[DIRECTION] Every line that contains the word "ylabel" should be copied out.
## begin
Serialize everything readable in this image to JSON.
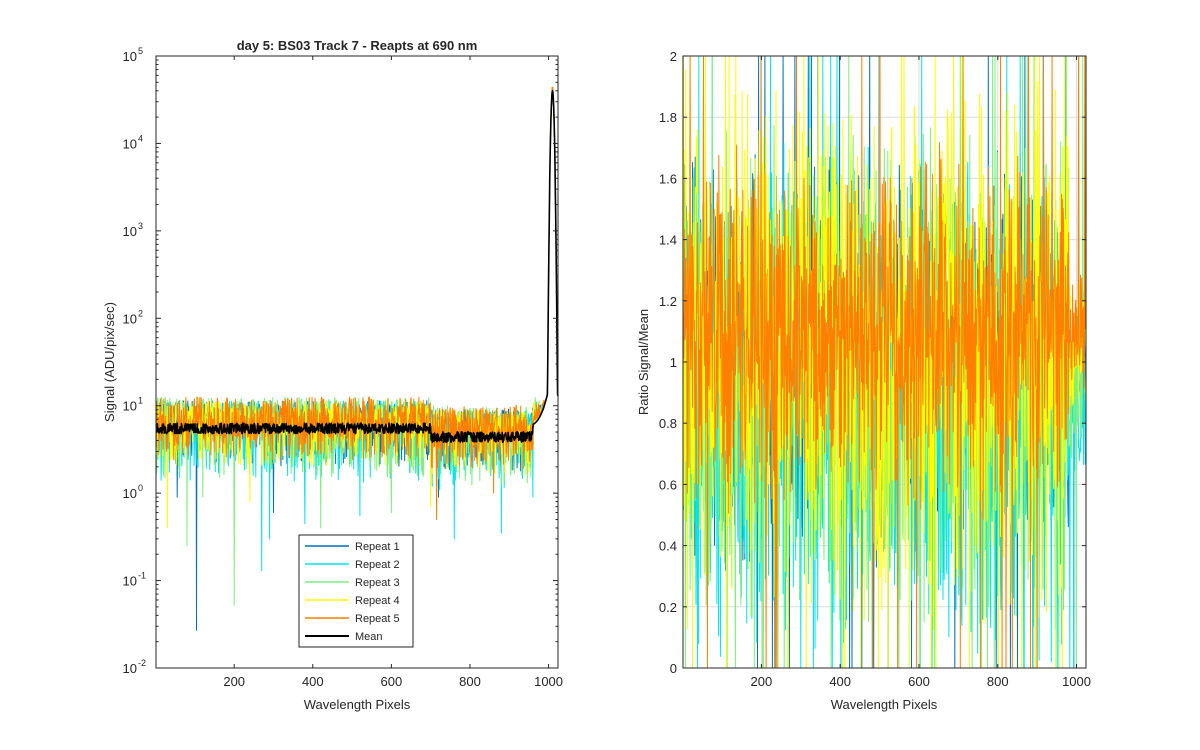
{
  "chart_data": [
    {
      "type": "line",
      "title": "day 5: BS03 Track 7 - Reapts at 690 nm",
      "xlabel": "Wavelength Pixels",
      "ylabel": "Signal (ADU/pix/sec)",
      "xlim": [
        1,
        1024
      ],
      "ylim": [
        0.01,
        100000
      ],
      "yscale": "log",
      "grid": false,
      "legend_location": "bottom-center",
      "x_ticks": [
        200,
        400,
        600,
        800,
        1000
      ],
      "y_ticks": [
        0.01,
        0.1,
        1,
        10,
        100,
        1000,
        10000,
        100000
      ],
      "y_tick_labels": [
        {
          "base": "10",
          "exp": "-2"
        },
        {
          "base": "10",
          "exp": "-1"
        },
        {
          "base": "10",
          "exp": "0"
        },
        {
          "base": "10",
          "exp": "1"
        },
        {
          "base": "10",
          "exp": "2"
        },
        {
          "base": "10",
          "exp": "3"
        },
        {
          "base": "10",
          "exp": "4"
        },
        {
          "base": "10",
          "exp": "5"
        }
      ],
      "series": [
        {
          "name": "Repeat 1",
          "color": "#0072bd",
          "baseline": 6.0,
          "spread_high": 1.9,
          "spread_low": 3.0,
          "dips": [
            [
              104,
              0.027
            ],
            [
              55,
              0.9
            ],
            [
              300,
              0.6
            ],
            [
              720,
              0.9
            ]
          ]
        },
        {
          "name": "Repeat 2",
          "color": "#00e5ee",
          "baseline": 6.0,
          "spread_high": 1.9,
          "spread_low": 4.5,
          "dips": [
            [
              270,
              0.13
            ],
            [
              290,
              0.3
            ],
            [
              380,
              0.45
            ],
            [
              520,
              0.55
            ],
            [
              760,
              0.3
            ],
            [
              880,
              0.35
            ],
            [
              960,
              0.9
            ]
          ]
        },
        {
          "name": "Repeat 3",
          "color": "#7df07d",
          "baseline": 6.0,
          "spread_high": 2.1,
          "spread_low": 4.0,
          "dips": [
            [
              200,
              0.052
            ],
            [
              80,
              0.25
            ],
            [
              120,
              0.9
            ],
            [
              420,
              0.4
            ],
            [
              600,
              0.6
            ]
          ]
        },
        {
          "name": "Repeat 4",
          "color": "#ffff00",
          "baseline": 6.0,
          "spread_high": 1.9,
          "spread_low": 3.0,
          "dips": [
            [
              30,
              0.4
            ],
            [
              240,
              0.8
            ],
            [
              700,
              0.7
            ]
          ]
        },
        {
          "name": "Repeat 5",
          "color": "#ff8000",
          "baseline": 6.0,
          "spread_high": 2.1,
          "spread_low": 2.5,
          "dips": [
            [
              715,
              0.5
            ],
            [
              860,
              1.0
            ]
          ]
        },
        {
          "name": "Mean",
          "color": "#000000",
          "baseline": 5.5,
          "spread_high": 1.15,
          "spread_low": 1.15,
          "dips": []
        }
      ],
      "peak": {
        "x": 1010,
        "value": 40000,
        "shoulder_value": 20
      }
    },
    {
      "type": "line",
      "title": "",
      "xlabel": "Wavelength Pixels",
      "ylabel": "Ratio Signal/Mean",
      "xlim": [
        1,
        1024
      ],
      "ylim": [
        0,
        2
      ],
      "grid": true,
      "x_ticks": [
        200,
        400,
        600,
        800,
        1000
      ],
      "y_ticks": [
        0,
        0.2,
        0.4,
        0.6,
        0.8,
        1,
        1.2,
        1.4,
        1.6,
        1.8,
        2
      ],
      "y_tick_labels": [
        "0",
        "0.2",
        "0.4",
        "0.6",
        "0.8",
        "1",
        "1.2",
        "1.4",
        "1.6",
        "1.8",
        "2"
      ],
      "series": [
        {
          "name": "Repeat 1",
          "color": "#0072bd",
          "center": 1.0,
          "amplitude": 0.45
        },
        {
          "name": "Repeat 2",
          "color": "#00e5ee",
          "center": 0.85,
          "amplitude": 0.55
        },
        {
          "name": "Repeat 3",
          "color": "#7df07d",
          "center": 0.95,
          "amplitude": 0.55
        },
        {
          "name": "Repeat 4",
          "color": "#ffff00",
          "center": 1.05,
          "amplitude": 0.6
        },
        {
          "name": "Repeat 5",
          "color": "#ff8000",
          "center": 1.1,
          "amplitude": 0.4
        }
      ]
    }
  ]
}
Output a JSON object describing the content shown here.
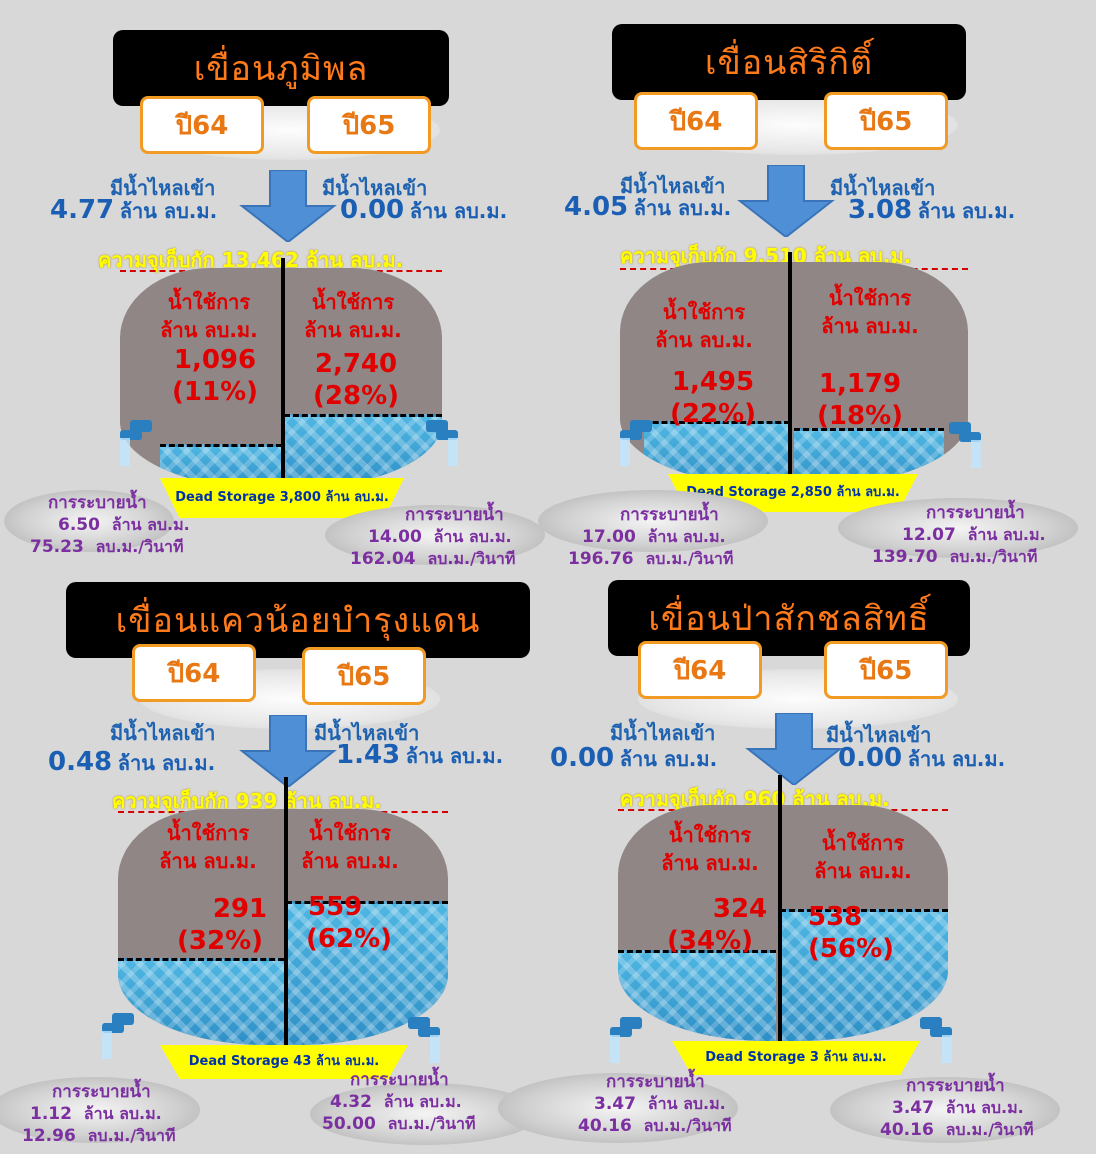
{
  "common": {
    "inflow_label": "มีน้ำไหลเข้า",
    "unit_mcm": "ล้าน ลบ.ม.",
    "usable_label_line1": "น้ำใช้การ",
    "usable_label_line2": "ล้าน ลบ.ม.",
    "release_label": "การระบายน้ำ",
    "unit_cms": "ลบ.ม./วินาที"
  },
  "dams": [
    {
      "name": "เขื่อนภูมิพล",
      "year_left": "ปี64",
      "year_right": "ปี65",
      "inflow_left": "4.77",
      "inflow_right": "0.00",
      "capacity_text": "ความจุเก็บกัก 13,462 ล้าน ลบ.ม.",
      "usable_left": "1,096",
      "usable_left_pct": "(11%)",
      "usable_right": "2,740",
      "usable_right_pct": "(28%)",
      "dead_storage": "Dead Storage 3,800 ล้าน ลบ.ม.",
      "release_left_mcm": "6.50",
      "release_left_cms": "75.23",
      "release_right_mcm": "14.00",
      "release_right_cms": "162.04",
      "fill_left": 0.11,
      "fill_right": 0.28
    },
    {
      "name": "เขื่อนสิริกิติ์",
      "year_left": "ปี64",
      "year_right": "ปี65",
      "inflow_left": "4.05",
      "inflow_right": "3.08",
      "capacity_text": "ความจุเก็บกัก 9,510 ล้าน ลบ.ม.",
      "usable_left": "1,495",
      "usable_left_pct": "(22%)",
      "usable_right": "1,179",
      "usable_right_pct": "(18%)",
      "dead_storage": "Dead Storage 2,850 ล้าน ลบ.ม.",
      "release_left_mcm": "17.00",
      "release_left_cms": "196.76",
      "release_right_mcm": "12.07",
      "release_right_cms": "139.70",
      "fill_left": 0.22,
      "fill_right": 0.18
    },
    {
      "name": "เขื่อนแควน้อยบำรุงแดน",
      "year_left": "ปี64",
      "year_right": "ปี65",
      "inflow_left": "0.48",
      "inflow_right": "1.43",
      "capacity_text": "ความจุเก็บกัก 939 ล้าน ลบ.ม.",
      "usable_left": "291",
      "usable_left_pct": "(32%)",
      "usable_right": "559",
      "usable_right_pct": "(62%)",
      "dead_storage": "Dead Storage 43 ล้าน ลบ.ม.",
      "release_left_mcm": "1.12",
      "release_left_cms": "12.96",
      "release_right_mcm": "4.32",
      "release_right_cms": "50.00",
      "fill_left": 0.32,
      "fill_right": 0.62
    },
    {
      "name": "เขื่อนป่าสักชลสิทธิ์",
      "year_left": "ปี64",
      "year_right": "ปี65",
      "inflow_left": "0.00",
      "inflow_right": "0.00",
      "capacity_text": "ความจุเก็บกัก 960 ล้าน ลบ.ม.",
      "usable_left": "324",
      "usable_left_pct": "(34%)",
      "usable_right": "538",
      "usable_right_pct": "(56%)",
      "dead_storage": "Dead Storage 3 ล้าน ลบ.ม.",
      "release_left_mcm": "3.47",
      "release_left_cms": "40.16",
      "release_right_mcm": "3.47",
      "release_right_cms": "40.16",
      "fill_left": 0.34,
      "fill_right": 0.56
    }
  ],
  "colors": {
    "title_bg": "#000000",
    "title_text": "#ff7a1a",
    "year_border": "#f29b24",
    "inflow_blue": "#1f63b0",
    "capacity_yellow": "#ffff00",
    "usable_red": "#e10000",
    "release_purple": "#7b2fa0",
    "water_blue": "#3aa3d6",
    "jar_gray": "#8f8685"
  },
  "icons": [
    "down-arrow-icon",
    "water-tap-icon",
    "cloud-shape",
    "drain-plate"
  ]
}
## end
[RESPONSE]
      "ylabel": "Signal (ADU/pix/sec)",
      "ylabel": "Ratio Signal/Mean",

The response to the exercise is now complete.